-- Start of Data for this task --
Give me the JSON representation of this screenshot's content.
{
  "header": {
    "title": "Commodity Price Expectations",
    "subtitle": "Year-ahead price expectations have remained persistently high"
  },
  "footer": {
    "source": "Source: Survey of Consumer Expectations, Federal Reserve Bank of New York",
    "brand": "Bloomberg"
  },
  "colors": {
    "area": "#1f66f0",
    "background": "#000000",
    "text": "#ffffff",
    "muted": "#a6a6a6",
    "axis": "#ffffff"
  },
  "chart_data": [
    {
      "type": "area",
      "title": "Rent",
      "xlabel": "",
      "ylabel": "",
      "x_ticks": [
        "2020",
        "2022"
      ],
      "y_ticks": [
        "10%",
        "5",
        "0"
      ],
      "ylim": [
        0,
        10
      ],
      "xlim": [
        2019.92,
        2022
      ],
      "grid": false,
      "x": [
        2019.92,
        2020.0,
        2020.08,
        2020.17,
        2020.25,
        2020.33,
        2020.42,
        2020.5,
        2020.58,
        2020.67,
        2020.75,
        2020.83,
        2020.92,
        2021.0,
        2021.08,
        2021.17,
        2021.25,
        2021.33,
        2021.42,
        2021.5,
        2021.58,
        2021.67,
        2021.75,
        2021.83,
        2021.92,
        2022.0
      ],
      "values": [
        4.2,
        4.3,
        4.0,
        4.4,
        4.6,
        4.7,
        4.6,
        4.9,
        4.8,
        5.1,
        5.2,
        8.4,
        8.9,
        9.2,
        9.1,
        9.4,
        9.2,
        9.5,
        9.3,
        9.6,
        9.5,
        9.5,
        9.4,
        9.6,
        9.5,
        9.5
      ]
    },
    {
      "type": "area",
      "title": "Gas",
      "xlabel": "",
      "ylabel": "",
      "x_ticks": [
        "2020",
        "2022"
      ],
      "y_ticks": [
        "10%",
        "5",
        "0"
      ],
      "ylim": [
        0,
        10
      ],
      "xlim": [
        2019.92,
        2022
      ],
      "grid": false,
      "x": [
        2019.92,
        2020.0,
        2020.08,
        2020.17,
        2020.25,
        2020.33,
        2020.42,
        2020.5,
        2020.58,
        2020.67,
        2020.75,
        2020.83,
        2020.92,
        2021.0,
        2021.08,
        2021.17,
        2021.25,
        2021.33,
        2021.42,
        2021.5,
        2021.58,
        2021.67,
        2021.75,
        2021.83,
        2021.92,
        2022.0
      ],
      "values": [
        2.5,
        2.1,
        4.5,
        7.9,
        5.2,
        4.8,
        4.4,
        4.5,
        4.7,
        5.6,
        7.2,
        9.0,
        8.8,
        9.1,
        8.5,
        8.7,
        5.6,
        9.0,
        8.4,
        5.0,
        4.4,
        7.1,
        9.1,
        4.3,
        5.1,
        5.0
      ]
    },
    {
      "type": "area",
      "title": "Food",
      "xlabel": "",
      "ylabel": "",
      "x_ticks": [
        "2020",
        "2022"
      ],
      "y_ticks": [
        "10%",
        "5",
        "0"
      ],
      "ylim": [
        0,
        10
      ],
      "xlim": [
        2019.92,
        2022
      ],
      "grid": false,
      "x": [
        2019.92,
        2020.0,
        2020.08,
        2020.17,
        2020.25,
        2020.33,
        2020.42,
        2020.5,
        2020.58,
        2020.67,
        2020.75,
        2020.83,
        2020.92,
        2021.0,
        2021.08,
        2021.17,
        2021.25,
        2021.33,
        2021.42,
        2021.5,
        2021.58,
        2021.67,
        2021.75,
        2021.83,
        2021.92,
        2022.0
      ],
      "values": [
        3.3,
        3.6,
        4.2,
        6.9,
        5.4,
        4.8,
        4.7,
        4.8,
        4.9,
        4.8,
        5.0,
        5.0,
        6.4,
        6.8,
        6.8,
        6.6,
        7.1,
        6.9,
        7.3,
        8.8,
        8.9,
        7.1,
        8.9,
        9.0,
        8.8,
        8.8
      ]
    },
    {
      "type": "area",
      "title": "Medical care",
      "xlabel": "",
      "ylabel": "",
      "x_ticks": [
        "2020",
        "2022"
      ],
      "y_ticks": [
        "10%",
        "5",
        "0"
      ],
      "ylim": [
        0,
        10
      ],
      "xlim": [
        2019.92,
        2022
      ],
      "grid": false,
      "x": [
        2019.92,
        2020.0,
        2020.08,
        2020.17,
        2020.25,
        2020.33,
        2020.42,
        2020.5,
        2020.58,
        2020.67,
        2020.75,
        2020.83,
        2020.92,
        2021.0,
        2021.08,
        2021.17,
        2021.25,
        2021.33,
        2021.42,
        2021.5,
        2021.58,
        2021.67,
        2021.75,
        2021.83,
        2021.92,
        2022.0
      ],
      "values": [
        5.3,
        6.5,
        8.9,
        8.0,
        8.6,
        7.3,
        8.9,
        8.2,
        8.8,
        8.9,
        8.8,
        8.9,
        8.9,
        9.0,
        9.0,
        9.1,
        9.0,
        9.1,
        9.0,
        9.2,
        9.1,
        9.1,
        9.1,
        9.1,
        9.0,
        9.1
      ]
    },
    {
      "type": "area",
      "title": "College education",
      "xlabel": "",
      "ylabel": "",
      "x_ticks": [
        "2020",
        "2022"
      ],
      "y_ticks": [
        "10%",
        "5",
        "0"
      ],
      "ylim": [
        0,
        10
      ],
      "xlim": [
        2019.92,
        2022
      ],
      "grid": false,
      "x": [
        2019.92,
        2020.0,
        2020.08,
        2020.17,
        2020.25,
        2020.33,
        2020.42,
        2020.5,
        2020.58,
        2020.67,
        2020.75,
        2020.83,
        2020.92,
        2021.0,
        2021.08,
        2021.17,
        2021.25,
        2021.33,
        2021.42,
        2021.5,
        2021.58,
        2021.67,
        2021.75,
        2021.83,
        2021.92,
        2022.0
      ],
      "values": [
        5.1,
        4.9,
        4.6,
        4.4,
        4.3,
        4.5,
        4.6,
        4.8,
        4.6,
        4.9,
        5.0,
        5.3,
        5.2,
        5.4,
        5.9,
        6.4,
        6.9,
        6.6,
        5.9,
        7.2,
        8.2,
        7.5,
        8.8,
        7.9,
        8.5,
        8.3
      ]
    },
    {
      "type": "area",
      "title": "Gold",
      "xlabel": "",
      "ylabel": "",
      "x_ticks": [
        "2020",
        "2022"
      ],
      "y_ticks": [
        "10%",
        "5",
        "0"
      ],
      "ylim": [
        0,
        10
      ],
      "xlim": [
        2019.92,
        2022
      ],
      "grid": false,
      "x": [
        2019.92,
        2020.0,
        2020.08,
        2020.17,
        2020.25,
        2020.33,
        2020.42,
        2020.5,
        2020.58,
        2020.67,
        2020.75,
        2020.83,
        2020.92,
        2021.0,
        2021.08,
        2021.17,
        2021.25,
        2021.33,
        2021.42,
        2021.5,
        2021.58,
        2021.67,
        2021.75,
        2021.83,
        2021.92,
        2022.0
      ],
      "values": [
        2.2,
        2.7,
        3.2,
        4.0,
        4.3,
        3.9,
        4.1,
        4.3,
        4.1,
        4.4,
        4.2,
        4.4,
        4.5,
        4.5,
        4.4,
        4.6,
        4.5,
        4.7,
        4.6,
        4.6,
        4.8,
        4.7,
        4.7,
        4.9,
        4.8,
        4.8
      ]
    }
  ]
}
-- End of Data for this task --
▸ Stated problem
Repeat every entry word for word.

▸ Completed task
Give me the JSON representation of this screenshot's content.
{
  "header": {
    "title": "Commodity Price Expectations",
    "subtitle": "Year-ahead price expectations have remained persistently high"
  },
  "footer": {
    "source": "Source: Survey of Consumer Expectations, Federal Reserve Bank of New York",
    "brand": "Bloomberg"
  },
  "colors": {
    "area": "#1f66f0",
    "background": "#000000",
    "text": "#ffffff",
    "muted": "#a6a6a6",
    "axis": "#ffffff"
  },
  "chart_data": [
    {
      "type": "area",
      "title": "Rent",
      "xlabel": "",
      "ylabel": "",
      "x_ticks": [
        "2020",
        "2022"
      ],
      "y_ticks": [
        "10%",
        "5",
        "0"
      ],
      "ylim": [
        0,
        10
      ],
      "xlim": [
        2019.92,
        2022
      ],
      "grid": false,
      "x": [
        2019.92,
        2020.0,
        2020.08,
        2020.17,
        2020.25,
        2020.33,
        2020.42,
        2020.5,
        2020.58,
        2020.67,
        2020.75,
        2020.83,
        2020.92,
        2021.0,
        2021.08,
        2021.17,
        2021.25,
        2021.33,
        2021.42,
        2021.5,
        2021.58,
        2021.67,
        2021.75,
        2021.83,
        2021.92,
        2022.0
      ],
      "values": [
        4.2,
        4.3,
        4.0,
        4.4,
        4.6,
        4.7,
        4.6,
        4.9,
        4.8,
        5.1,
        5.2,
        8.4,
        8.9,
        9.2,
        9.1,
        9.4,
        9.2,
        9.5,
        9.3,
        9.6,
        9.5,
        9.5,
        9.4,
        9.6,
        9.5,
        9.5
      ]
    },
    {
      "type": "area",
      "title": "Gas",
      "xlabel": "",
      "ylabel": "",
      "x_ticks": [
        "2020",
        "2022"
      ],
      "y_ticks": [
        "10%",
        "5",
        "0"
      ],
      "ylim": [
        0,
        10
      ],
      "xlim": [
        2019.92,
        2022
      ],
      "grid": false,
      "x": [
        2019.92,
        2020.0,
        2020.08,
        2020.17,
        2020.25,
        2020.33,
        2020.42,
        2020.5,
        2020.58,
        2020.67,
        2020.75,
        2020.83,
        2020.92,
        2021.0,
        2021.08,
        2021.17,
        2021.25,
        2021.33,
        2021.42,
        2021.5,
        2021.58,
        2021.67,
        2021.75,
        2021.83,
        2021.92,
        2022.0
      ],
      "values": [
        2.5,
        2.1,
        4.5,
        7.9,
        5.2,
        4.8,
        4.4,
        4.5,
        4.7,
        5.6,
        7.2,
        9.0,
        8.8,
        9.1,
        8.5,
        8.7,
        5.6,
        9.0,
        8.4,
        5.0,
        4.4,
        7.1,
        9.1,
        4.3,
        5.1,
        5.0
      ]
    },
    {
      "type": "area",
      "title": "Food",
      "xlabel": "",
      "ylabel": "",
      "x_ticks": [
        "2020",
        "2022"
      ],
      "y_ticks": [
        "10%",
        "5",
        "0"
      ],
      "ylim": [
        0,
        10
      ],
      "xlim": [
        2019.92,
        2022
      ],
      "grid": false,
      "x": [
        2019.92,
        2020.0,
        2020.08,
        2020.17,
        2020.25,
        2020.33,
        2020.42,
        2020.5,
        2020.58,
        2020.67,
        2020.75,
        2020.83,
        2020.92,
        2021.0,
        2021.08,
        2021.17,
        2021.25,
        2021.33,
        2021.42,
        2021.5,
        2021.58,
        2021.67,
        2021.75,
        2021.83,
        2021.92,
        2022.0
      ],
      "values": [
        3.3,
        3.6,
        4.2,
        6.9,
        5.4,
        4.8,
        4.7,
        4.8,
        4.9,
        4.8,
        5.0,
        5.0,
        6.4,
        6.8,
        6.8,
        6.6,
        7.1,
        6.9,
        7.3,
        8.8,
        8.9,
        7.1,
        8.9,
        9.0,
        8.8,
        8.8
      ]
    },
    {
      "type": "area",
      "title": "Medical care",
      "xlabel": "",
      "ylabel": "",
      "x_ticks": [
        "2020",
        "2022"
      ],
      "y_ticks": [
        "10%",
        "5",
        "0"
      ],
      "ylim": [
        0,
        10
      ],
      "xlim": [
        2019.92,
        2022
      ],
      "grid": false,
      "x": [
        2019.92,
        2020.0,
        2020.08,
        2020.17,
        2020.25,
        2020.33,
        2020.42,
        2020.5,
        2020.58,
        2020.67,
        2020.75,
        2020.83,
        2020.92,
        2021.0,
        2021.08,
        2021.17,
        2021.25,
        2021.33,
        2021.42,
        2021.5,
        2021.58,
        2021.67,
        2021.75,
        2021.83,
        2021.92,
        2022.0
      ],
      "values": [
        5.3,
        6.5,
        8.9,
        8.0,
        8.6,
        7.3,
        8.9,
        8.2,
        8.8,
        8.9,
        8.8,
        8.9,
        8.9,
        9.0,
        9.0,
        9.1,
        9.0,
        9.1,
        9.0,
        9.2,
        9.1,
        9.1,
        9.1,
        9.1,
        9.0,
        9.1
      ]
    },
    {
      "type": "area",
      "title": "College education",
      "xlabel": "",
      "ylabel": "",
      "x_ticks": [
        "2020",
        "2022"
      ],
      "y_ticks": [
        "10%",
        "5",
        "0"
      ],
      "ylim": [
        0,
        10
      ],
      "xlim": [
        2019.92,
        2022
      ],
      "grid": false,
      "x": [
        2019.92,
        2020.0,
        2020.08,
        2020.17,
        2020.25,
        2020.33,
        2020.42,
        2020.5,
        2020.58,
        2020.67,
        2020.75,
        2020.83,
        2020.92,
        2021.0,
        2021.08,
        2021.17,
        2021.25,
        2021.33,
        2021.42,
        2021.5,
        2021.58,
        2021.67,
        2021.75,
        2021.83,
        2021.92,
        2022.0
      ],
      "values": [
        5.1,
        4.9,
        4.6,
        4.4,
        4.3,
        4.5,
        4.6,
        4.8,
        4.6,
        4.9,
        5.0,
        5.3,
        5.2,
        5.4,
        5.9,
        6.4,
        6.9,
        6.6,
        5.9,
        7.2,
        8.2,
        7.5,
        8.8,
        7.9,
        8.5,
        8.3
      ]
    },
    {
      "type": "area",
      "title": "Gold",
      "xlabel": "",
      "ylabel": "",
      "x_ticks": [
        "2020",
        "2022"
      ],
      "y_ticks": [
        "10%",
        "5",
        "0"
      ],
      "ylim": [
        0,
        10
      ],
      "xlim": [
        2019.92,
        2022
      ],
      "grid": false,
      "x": [
        2019.92,
        2020.0,
        2020.08,
        2020.17,
        2020.25,
        2020.33,
        2020.42,
        2020.5,
        2020.58,
        2020.67,
        2020.75,
        2020.83,
        2020.92,
        2021.0,
        2021.08,
        2021.17,
        2021.25,
        2021.33,
        2021.42,
        2021.5,
        2021.58,
        2021.67,
        2021.75,
        2021.83,
        2021.92,
        2022.0
      ],
      "values": [
        2.2,
        2.7,
        3.2,
        4.0,
        4.3,
        3.9,
        4.1,
        4.3,
        4.1,
        4.4,
        4.2,
        4.4,
        4.5,
        4.5,
        4.4,
        4.6,
        4.5,
        4.7,
        4.6,
        4.6,
        4.8,
        4.7,
        4.7,
        4.9,
        4.8,
        4.8
      ]
    }
  ]
}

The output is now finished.